# [What you will do]
Can you reproduce the data below word for word, starting at its first line and stopping after the line that contains "- step-number: 8: [25, 1349, 125, 1443]", with that line included?

Data extracted from a collection:
-- begin --

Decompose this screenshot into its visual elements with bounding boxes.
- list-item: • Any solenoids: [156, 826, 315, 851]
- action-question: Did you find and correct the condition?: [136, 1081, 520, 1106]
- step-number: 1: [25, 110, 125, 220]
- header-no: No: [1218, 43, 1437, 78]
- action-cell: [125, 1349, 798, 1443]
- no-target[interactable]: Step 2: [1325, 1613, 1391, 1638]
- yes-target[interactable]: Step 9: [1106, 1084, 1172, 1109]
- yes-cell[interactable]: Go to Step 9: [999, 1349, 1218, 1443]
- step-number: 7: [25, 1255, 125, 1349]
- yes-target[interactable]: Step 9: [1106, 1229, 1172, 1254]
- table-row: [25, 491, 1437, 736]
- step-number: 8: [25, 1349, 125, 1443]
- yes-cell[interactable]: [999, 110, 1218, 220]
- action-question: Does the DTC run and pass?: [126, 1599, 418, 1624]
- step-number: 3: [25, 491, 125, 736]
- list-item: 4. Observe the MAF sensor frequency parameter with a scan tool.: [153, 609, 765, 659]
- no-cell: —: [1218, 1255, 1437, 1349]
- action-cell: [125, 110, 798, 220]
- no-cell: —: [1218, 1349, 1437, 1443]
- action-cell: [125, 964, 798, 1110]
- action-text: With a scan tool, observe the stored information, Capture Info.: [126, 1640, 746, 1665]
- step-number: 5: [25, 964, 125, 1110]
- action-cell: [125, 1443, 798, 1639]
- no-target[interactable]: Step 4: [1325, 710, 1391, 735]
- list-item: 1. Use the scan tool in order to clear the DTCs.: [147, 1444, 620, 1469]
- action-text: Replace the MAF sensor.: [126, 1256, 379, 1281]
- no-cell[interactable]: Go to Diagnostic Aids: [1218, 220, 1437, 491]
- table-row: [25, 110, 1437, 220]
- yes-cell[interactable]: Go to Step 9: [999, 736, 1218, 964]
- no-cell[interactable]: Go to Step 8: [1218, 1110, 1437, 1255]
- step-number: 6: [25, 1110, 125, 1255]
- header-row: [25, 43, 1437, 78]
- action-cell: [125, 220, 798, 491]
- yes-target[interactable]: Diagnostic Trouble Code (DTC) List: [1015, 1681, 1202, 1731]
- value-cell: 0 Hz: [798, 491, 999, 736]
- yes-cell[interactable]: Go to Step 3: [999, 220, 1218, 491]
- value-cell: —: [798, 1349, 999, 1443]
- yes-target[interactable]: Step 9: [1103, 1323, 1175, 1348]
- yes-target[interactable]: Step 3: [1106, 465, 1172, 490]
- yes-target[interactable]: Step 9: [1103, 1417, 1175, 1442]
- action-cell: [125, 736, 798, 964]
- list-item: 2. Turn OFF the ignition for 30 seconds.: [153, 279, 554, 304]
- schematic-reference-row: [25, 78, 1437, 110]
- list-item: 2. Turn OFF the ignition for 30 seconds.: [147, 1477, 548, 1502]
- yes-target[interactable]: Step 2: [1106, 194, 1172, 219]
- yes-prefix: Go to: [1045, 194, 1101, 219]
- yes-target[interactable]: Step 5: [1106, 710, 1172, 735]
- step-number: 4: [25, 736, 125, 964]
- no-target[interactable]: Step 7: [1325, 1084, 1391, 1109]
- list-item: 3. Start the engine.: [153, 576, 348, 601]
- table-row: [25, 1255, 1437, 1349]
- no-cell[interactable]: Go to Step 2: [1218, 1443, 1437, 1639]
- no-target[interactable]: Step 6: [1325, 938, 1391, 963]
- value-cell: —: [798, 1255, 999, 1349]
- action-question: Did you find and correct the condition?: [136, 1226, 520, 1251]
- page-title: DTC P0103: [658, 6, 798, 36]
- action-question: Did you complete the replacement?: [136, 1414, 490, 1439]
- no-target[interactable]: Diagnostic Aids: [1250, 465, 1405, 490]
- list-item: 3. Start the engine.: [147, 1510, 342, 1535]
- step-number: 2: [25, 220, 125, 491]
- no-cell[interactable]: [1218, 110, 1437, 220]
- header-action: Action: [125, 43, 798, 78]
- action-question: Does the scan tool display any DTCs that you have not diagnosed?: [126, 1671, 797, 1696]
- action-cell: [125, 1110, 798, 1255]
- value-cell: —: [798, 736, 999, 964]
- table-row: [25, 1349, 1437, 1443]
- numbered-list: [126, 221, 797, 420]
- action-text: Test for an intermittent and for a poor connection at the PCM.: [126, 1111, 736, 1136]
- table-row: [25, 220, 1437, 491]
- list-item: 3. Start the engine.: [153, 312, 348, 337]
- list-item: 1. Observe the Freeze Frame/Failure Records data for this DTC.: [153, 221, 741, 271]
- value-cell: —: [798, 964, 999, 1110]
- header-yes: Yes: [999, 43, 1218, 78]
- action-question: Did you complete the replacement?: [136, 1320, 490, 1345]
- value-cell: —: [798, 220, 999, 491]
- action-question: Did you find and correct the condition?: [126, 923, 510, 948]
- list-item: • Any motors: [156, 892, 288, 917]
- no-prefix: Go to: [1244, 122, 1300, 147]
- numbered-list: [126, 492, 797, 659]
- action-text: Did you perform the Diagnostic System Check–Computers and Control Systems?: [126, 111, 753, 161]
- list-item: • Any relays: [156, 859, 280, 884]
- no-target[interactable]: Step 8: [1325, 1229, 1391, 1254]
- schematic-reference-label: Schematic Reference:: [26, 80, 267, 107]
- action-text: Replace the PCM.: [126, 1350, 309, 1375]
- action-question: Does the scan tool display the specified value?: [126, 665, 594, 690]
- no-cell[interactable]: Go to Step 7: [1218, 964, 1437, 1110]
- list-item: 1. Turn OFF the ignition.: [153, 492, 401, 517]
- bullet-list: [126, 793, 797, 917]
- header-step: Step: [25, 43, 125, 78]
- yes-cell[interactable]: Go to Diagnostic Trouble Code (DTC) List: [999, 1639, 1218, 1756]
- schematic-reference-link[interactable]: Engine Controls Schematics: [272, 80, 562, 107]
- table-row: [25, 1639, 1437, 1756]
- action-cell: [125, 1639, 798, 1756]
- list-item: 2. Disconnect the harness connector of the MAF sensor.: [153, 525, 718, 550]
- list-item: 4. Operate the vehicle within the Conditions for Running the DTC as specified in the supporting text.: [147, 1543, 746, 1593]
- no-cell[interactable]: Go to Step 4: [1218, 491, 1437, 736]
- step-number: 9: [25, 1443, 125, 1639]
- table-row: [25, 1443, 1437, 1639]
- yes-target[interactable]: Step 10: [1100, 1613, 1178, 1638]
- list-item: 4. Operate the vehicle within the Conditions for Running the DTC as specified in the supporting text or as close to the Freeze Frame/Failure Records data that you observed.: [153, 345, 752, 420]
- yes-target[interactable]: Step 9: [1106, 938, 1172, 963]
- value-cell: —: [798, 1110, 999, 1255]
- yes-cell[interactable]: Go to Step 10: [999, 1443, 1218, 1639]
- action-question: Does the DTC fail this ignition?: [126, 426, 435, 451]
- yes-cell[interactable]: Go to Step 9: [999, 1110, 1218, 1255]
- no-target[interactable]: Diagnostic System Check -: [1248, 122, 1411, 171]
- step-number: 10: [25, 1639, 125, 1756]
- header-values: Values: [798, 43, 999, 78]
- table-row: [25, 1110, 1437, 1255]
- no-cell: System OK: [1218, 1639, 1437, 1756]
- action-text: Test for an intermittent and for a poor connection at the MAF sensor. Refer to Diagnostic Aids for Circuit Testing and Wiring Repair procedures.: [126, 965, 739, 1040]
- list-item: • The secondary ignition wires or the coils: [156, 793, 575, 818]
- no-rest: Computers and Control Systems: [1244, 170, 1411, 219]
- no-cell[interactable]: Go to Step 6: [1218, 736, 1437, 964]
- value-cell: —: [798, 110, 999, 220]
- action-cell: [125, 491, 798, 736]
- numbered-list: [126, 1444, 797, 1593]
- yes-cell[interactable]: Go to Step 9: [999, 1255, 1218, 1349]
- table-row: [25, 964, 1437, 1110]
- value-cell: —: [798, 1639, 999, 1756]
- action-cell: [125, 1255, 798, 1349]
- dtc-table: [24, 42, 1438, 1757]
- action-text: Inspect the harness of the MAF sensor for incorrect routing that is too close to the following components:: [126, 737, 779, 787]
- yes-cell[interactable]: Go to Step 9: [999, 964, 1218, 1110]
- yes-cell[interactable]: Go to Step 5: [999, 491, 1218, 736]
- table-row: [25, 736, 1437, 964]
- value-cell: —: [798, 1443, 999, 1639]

-- end --

# [Completed exercise]
Decompose this screenshot into its visual elements with bounding boxes.
- list-item: • Any solenoids: [156, 826, 315, 851]
- action-question: Did you find and correct the condition?: [136, 1081, 520, 1106]
- step-number: 1: [25, 110, 125, 220]
- header-no: No: [1218, 43, 1437, 78]
- action-cell: [125, 1349, 798, 1443]
- no-target[interactable]: Step 2: [1325, 1613, 1391, 1638]
- yes-target[interactable]: Step 9: [1106, 1084, 1172, 1109]
- yes-cell[interactable]: Go to Step 9: [999, 1349, 1218, 1443]
- step-number: 7: [25, 1255, 125, 1349]
- yes-target[interactable]: Step 9: [1106, 1229, 1172, 1254]
- table-row: [25, 491, 1437, 736]
- step-number: 8: [25, 1349, 125, 1443]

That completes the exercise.